The records.
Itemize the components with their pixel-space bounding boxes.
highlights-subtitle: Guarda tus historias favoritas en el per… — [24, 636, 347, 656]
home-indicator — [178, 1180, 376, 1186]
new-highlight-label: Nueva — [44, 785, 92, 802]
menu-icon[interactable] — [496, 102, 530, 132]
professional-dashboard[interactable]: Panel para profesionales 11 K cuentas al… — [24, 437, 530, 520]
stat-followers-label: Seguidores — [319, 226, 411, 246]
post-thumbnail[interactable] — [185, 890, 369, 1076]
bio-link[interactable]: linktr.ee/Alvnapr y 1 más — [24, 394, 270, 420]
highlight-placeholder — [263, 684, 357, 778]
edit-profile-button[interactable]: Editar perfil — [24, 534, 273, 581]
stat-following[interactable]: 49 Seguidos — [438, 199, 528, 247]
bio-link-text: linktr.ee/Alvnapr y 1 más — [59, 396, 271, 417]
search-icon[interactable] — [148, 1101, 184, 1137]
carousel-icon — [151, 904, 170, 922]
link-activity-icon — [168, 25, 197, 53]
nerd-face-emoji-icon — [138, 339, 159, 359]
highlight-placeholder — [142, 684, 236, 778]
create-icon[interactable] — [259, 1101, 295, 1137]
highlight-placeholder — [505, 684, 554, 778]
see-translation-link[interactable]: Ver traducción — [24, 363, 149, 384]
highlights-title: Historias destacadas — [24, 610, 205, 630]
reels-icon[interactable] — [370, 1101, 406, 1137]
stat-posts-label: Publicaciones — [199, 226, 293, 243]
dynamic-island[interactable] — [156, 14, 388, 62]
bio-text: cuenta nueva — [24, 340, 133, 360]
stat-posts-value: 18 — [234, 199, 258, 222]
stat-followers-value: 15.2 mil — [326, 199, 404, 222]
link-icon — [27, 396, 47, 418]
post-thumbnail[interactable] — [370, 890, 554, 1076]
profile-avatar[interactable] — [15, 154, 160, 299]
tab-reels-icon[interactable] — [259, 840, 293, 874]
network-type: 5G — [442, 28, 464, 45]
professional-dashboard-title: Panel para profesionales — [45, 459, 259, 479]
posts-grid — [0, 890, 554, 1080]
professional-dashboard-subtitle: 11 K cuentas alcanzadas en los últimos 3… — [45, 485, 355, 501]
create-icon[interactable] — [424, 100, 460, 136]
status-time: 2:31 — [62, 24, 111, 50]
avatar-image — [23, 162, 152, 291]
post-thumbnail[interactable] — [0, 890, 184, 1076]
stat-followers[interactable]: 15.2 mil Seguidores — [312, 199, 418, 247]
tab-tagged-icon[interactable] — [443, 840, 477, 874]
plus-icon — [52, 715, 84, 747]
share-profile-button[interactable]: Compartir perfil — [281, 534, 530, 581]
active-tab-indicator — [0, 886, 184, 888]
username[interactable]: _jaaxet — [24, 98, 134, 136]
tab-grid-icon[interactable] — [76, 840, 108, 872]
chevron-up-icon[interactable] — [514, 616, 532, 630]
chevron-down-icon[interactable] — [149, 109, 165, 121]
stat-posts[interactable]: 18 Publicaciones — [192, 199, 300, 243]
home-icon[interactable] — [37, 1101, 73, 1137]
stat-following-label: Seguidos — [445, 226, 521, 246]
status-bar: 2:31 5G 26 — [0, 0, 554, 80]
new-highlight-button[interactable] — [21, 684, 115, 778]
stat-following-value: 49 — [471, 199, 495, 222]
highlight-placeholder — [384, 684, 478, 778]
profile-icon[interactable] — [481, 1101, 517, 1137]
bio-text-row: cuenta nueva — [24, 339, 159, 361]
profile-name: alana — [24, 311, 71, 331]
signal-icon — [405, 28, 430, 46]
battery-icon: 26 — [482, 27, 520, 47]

Exercise description.
Copy out every line of the records above, character for character, with nothing added or changed.

In response.
Itemize the components with their pixel-space bounding boxes.
highlights-subtitle: Guarda tus historias favoritas en el per… — [24, 636, 347, 656]
home-indicator — [178, 1180, 376, 1186]
new-highlight-label: Nueva — [44, 785, 92, 802]
menu-icon[interactable] — [496, 102, 530, 132]
professional-dashboard[interactable]: Panel para profesionales 11 K cuentas al… — [24, 437, 530, 520]
stat-followers-label: Seguidores — [319, 226, 411, 246]
post-thumbnail[interactable] — [185, 890, 369, 1076]
bio-link[interactable]: linktr.ee/Alvnapr y 1 más — [24, 394, 270, 420]
highlight-placeholder — [263, 684, 357, 778]
edit-profile-button[interactable]: Editar perfil — [24, 534, 273, 581]
stat-following[interactable]: 49 Seguidos — [438, 199, 528, 247]
bio-link-text: linktr.ee/Alvnapr y 1 más — [59, 396, 271, 417]
search-icon[interactable] — [148, 1101, 184, 1137]
carousel-icon — [151, 904, 170, 922]
link-activity-icon — [168, 25, 197, 53]
nerd-face-emoji-icon — [138, 339, 159, 359]
highlight-placeholder — [142, 684, 236, 778]
create-icon[interactable] — [259, 1101, 295, 1137]
highlight-placeholder — [505, 684, 554, 778]
see-translation-link[interactable]: Ver traducción — [24, 363, 149, 384]
highlights-title: Historias destacadas — [24, 610, 205, 630]
reels-icon[interactable] — [370, 1101, 406, 1137]
stat-posts-label: Publicaciones — [199, 226, 293, 243]
dynamic-island[interactable] — [156, 14, 388, 62]
bio-text: cuenta nueva — [24, 340, 133, 360]
stat-posts-value: 18 — [234, 199, 258, 222]
stat-followers-value: 15.2 mil — [326, 199, 404, 222]
link-icon — [27, 396, 47, 418]
post-thumbnail[interactable] — [370, 890, 554, 1076]
profile-avatar[interactable] — [15, 154, 160, 299]
tab-reels-icon[interactable] — [259, 840, 293, 874]
network-type: 5G — [442, 28, 464, 45]
professional-dashboard-title: Panel para profesionales — [45, 459, 259, 479]
posts-grid — [0, 890, 554, 1080]
professional-dashboard-subtitle: 11 K cuentas alcanzadas en los últimos 3… — [45, 485, 355, 501]
create-icon[interactable] — [424, 100, 460, 136]
status-time: 2:31 — [62, 24, 111, 50]
avatar-image — [23, 162, 152, 291]
post-thumbnail[interactable] — [0, 890, 184, 1076]
stat-followers[interactable]: 15.2 mil Seguidores — [312, 199, 418, 247]
tab-tagged-icon[interactable] — [443, 840, 477, 874]
plus-icon — [52, 715, 84, 747]
share-profile-button[interactable]: Compartir perfil — [281, 534, 530, 581]
active-tab-indicator — [0, 886, 184, 888]
username[interactable]: _jaaxet — [24, 98, 134, 136]
tab-grid-icon[interactable] — [76, 840, 108, 872]
chevron-up-icon[interactable] — [514, 616, 532, 630]
chevron-down-icon[interactable] — [149, 109, 165, 121]
stat-posts[interactable]: 18 Publicaciones — [192, 199, 300, 243]
home-icon[interactable] — [37, 1101, 73, 1137]
stat-following-label: Seguidos — [445, 226, 521, 246]
status-bar: 2:31 5G 26 — [0, 0, 554, 80]
new-highlight-button[interactable] — [21, 684, 115, 778]
stat-following-value: 49 — [471, 199, 495, 222]
highlight-placeholder — [384, 684, 478, 778]
profile-icon[interactable] — [481, 1101, 517, 1137]
bio-text-row: cuenta nueva — [24, 339, 159, 361]
profile-name: alana — [24, 311, 71, 331]
signal-icon — [405, 28, 430, 46]
battery-icon: 26 — [482, 27, 520, 47]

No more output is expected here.